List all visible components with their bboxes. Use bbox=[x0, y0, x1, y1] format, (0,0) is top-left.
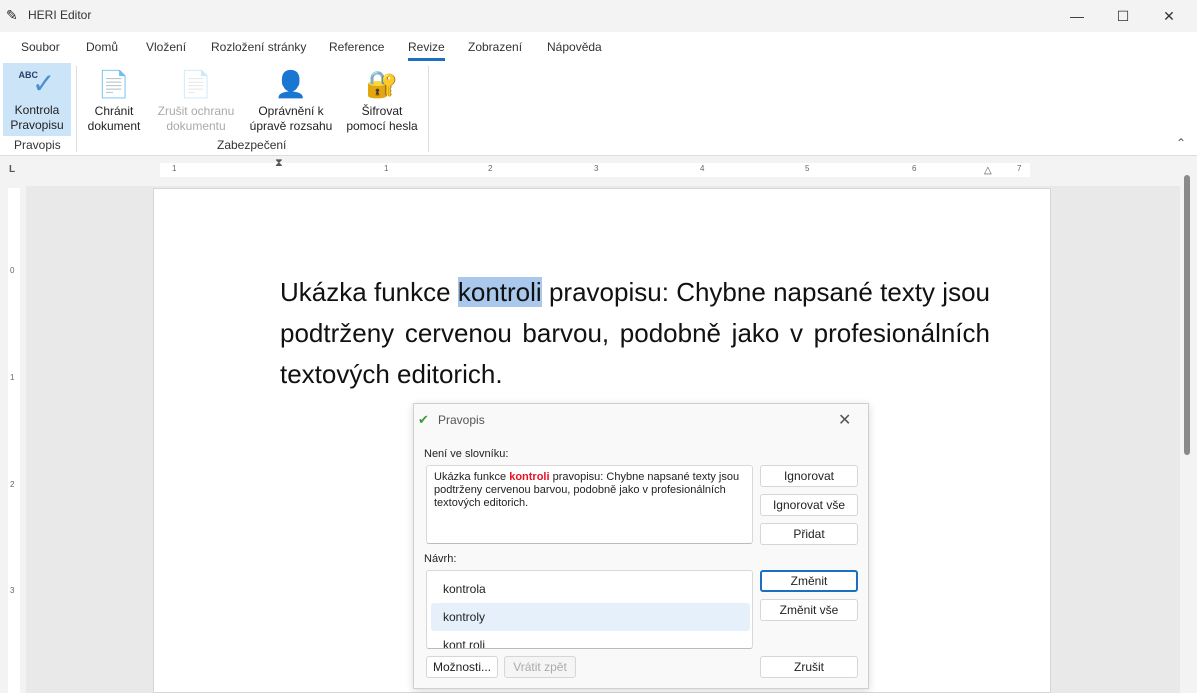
group-divider bbox=[76, 66, 77, 152]
encrypt-password-button[interactable]: 🔐 Šifrovat pomocí hesla bbox=[342, 64, 422, 136]
tab-soubor[interactable]: Soubor bbox=[21, 40, 60, 54]
context-text: Ukázka funkce bbox=[434, 471, 510, 483]
ruler-label: 2 bbox=[10, 480, 15, 489]
suggestion-item[interactable]: kont roli bbox=[431, 631, 750, 648]
document-unlock-icon: 📄 bbox=[179, 68, 213, 99]
ignore-all-button[interactable]: Ignorovat vše bbox=[760, 494, 858, 516]
dialog-close-button[interactable]: ✕ bbox=[838, 410, 851, 430]
spell-check-button[interactable]: ABC ✓ Kontrola Pravopisu bbox=[3, 63, 71, 136]
abc-label: ABC bbox=[18, 69, 39, 80]
ignore-button[interactable]: Ignorovat bbox=[760, 465, 858, 487]
tab-revize[interactable]: Revize bbox=[408, 40, 445, 61]
add-to-dictionary-button[interactable]: Přidat bbox=[760, 523, 858, 545]
ruler-label: 5 bbox=[805, 164, 810, 173]
suggestions-list[interactable]: kontrola kontroly kont roli bbox=[426, 570, 753, 649]
spell-check-icon: ABC ✓ bbox=[18, 67, 56, 99]
suggestion-item[interactable]: kontrola bbox=[431, 575, 750, 603]
title-bar: ✎ HERI Editor — ☐ ✕ bbox=[0, 0, 1197, 32]
suggestions-label: Návrh: bbox=[424, 553, 457, 565]
unprotect-document-button[interactable]: 📄 Zrušit ochranu dokumentu bbox=[152, 64, 240, 136]
tab-domu[interactable]: Domů bbox=[86, 40, 118, 54]
encrypt-label-2: pomocí hesla bbox=[346, 119, 418, 133]
suggestion-item-selected[interactable]: kontroly bbox=[431, 603, 750, 631]
change-button[interactable]: Změnit bbox=[760, 570, 858, 592]
tab-napoveda[interactable]: Nápověda bbox=[547, 40, 602, 54]
right-indent-marker[interactable]: △ bbox=[984, 165, 992, 176]
ruler-label: 2 bbox=[488, 164, 493, 173]
app-icon: ✎ bbox=[6, 7, 18, 23]
permissions-label-2: úpravě rozsahu bbox=[249, 119, 333, 133]
window-title: HERI Editor bbox=[28, 8, 92, 22]
spelling-dialog: ✔ Pravopis ✕ Není ve slovníku: Ukázka fu… bbox=[413, 403, 869, 689]
tab-reference[interactable]: Reference bbox=[329, 40, 384, 54]
protect-document-button[interactable]: 📄 Chránit dokument bbox=[82, 64, 146, 136]
ruler-label: 1 bbox=[384, 164, 389, 173]
close-button[interactable]: ✕ bbox=[1146, 0, 1192, 32]
options-button[interactable]: Možnosti... bbox=[426, 656, 498, 678]
group-label-pravopis: Pravopis bbox=[14, 138, 61, 152]
misspelled-word-selected[interactable]: kontroli bbox=[457, 277, 542, 307]
vertical-ruler-track[interactable]: 0 1 2 3 bbox=[8, 188, 20, 693]
tab-zobrazeni[interactable]: Zobrazení bbox=[468, 40, 522, 54]
encrypt-label-1: Šifrovat bbox=[361, 104, 403, 118]
tab-vlozeni[interactable]: Vložení bbox=[146, 40, 186, 54]
spell-label-2: Pravopisu bbox=[10, 118, 64, 132]
maximize-button[interactable]: ☐ bbox=[1100, 0, 1146, 32]
unprotect-label-2: dokumentu bbox=[166, 119, 226, 133]
ruler-label: 4 bbox=[700, 164, 705, 173]
ribbon-tabs: Soubor Domů Vložení Rozložení stránky Re… bbox=[0, 32, 1197, 62]
lock-key-icon: 🔐 bbox=[365, 68, 399, 99]
context-textbox[interactable]: Ukázka funkce kontroli pravopisu: Chybne… bbox=[426, 465, 753, 544]
permissions-label-1: Oprávnění k bbox=[258, 104, 324, 118]
collapse-ribbon-icon[interactable]: ⌃ bbox=[1176, 136, 1186, 150]
undo-button[interactable]: Vrátit zpět bbox=[504, 656, 576, 678]
ruler-label: 1 bbox=[10, 373, 15, 382]
protect-label-1: Chránit bbox=[94, 104, 134, 118]
context-error-word: kontroli bbox=[509, 471, 550, 483]
edit-permissions-button[interactable]: 👤 Oprávnění k úpravě rozsahu bbox=[246, 64, 336, 136]
spell-label-1: Kontrola bbox=[14, 103, 60, 117]
unprotect-label-1: Zrušit ochranu bbox=[157, 104, 235, 118]
horizontal-ruler[interactable]: 1 1 2 3 4 5 6 7 ⧗ △ bbox=[160, 157, 1030, 177]
protect-label-2: dokument bbox=[87, 119, 141, 133]
scrollbar-thumb[interactable] bbox=[1184, 175, 1190, 455]
not-in-dictionary-label: Není ve slovníku: bbox=[424, 448, 509, 460]
minimize-button[interactable]: — bbox=[1054, 0, 1100, 32]
document-lock-icon: 📄 bbox=[97, 68, 131, 99]
ruler-label: 0 bbox=[10, 266, 15, 275]
group-divider bbox=[428, 66, 429, 152]
change-all-button[interactable]: Změnit vše bbox=[760, 599, 858, 621]
spell-dialog-icon: ✔ bbox=[418, 412, 429, 427]
dialog-title: Pravopis bbox=[438, 413, 485, 427]
ruler-label: 1 bbox=[172, 164, 177, 173]
ruler-label: 6 bbox=[912, 164, 917, 173]
cancel-button[interactable]: Zrušit bbox=[760, 656, 858, 678]
indent-marker[interactable]: ⧗ bbox=[275, 157, 283, 170]
group-label-zabezpeceni: Zabezpečení bbox=[217, 138, 287, 152]
ruler-label: 7 bbox=[1017, 164, 1022, 173]
ruler-label: 3 bbox=[594, 164, 599, 173]
text-segment: Ukázka funkce bbox=[280, 277, 458, 307]
tab-stop-selector[interactable]: L bbox=[9, 164, 15, 175]
user-document-lock-icon: 👤 bbox=[274, 68, 308, 99]
tab-rozlozeni[interactable]: Rozložení stránky bbox=[211, 40, 306, 54]
document-text[interactable]: Ukázka funkce kontroli pravopisu: Chybne… bbox=[280, 272, 990, 395]
ribbon: ABC ✓ Kontrola Pravopisu 📄 Chránit dokume… bbox=[0, 62, 1197, 156]
ruler-label: 3 bbox=[10, 586, 15, 595]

◆ Task to complete
List each line of the records above that contains the string "close".

◆ The output
dialog-close-button[interactable]: ✕ bbox=[838, 410, 851, 430]
close-button[interactable]: ✕ bbox=[1146, 0, 1192, 32]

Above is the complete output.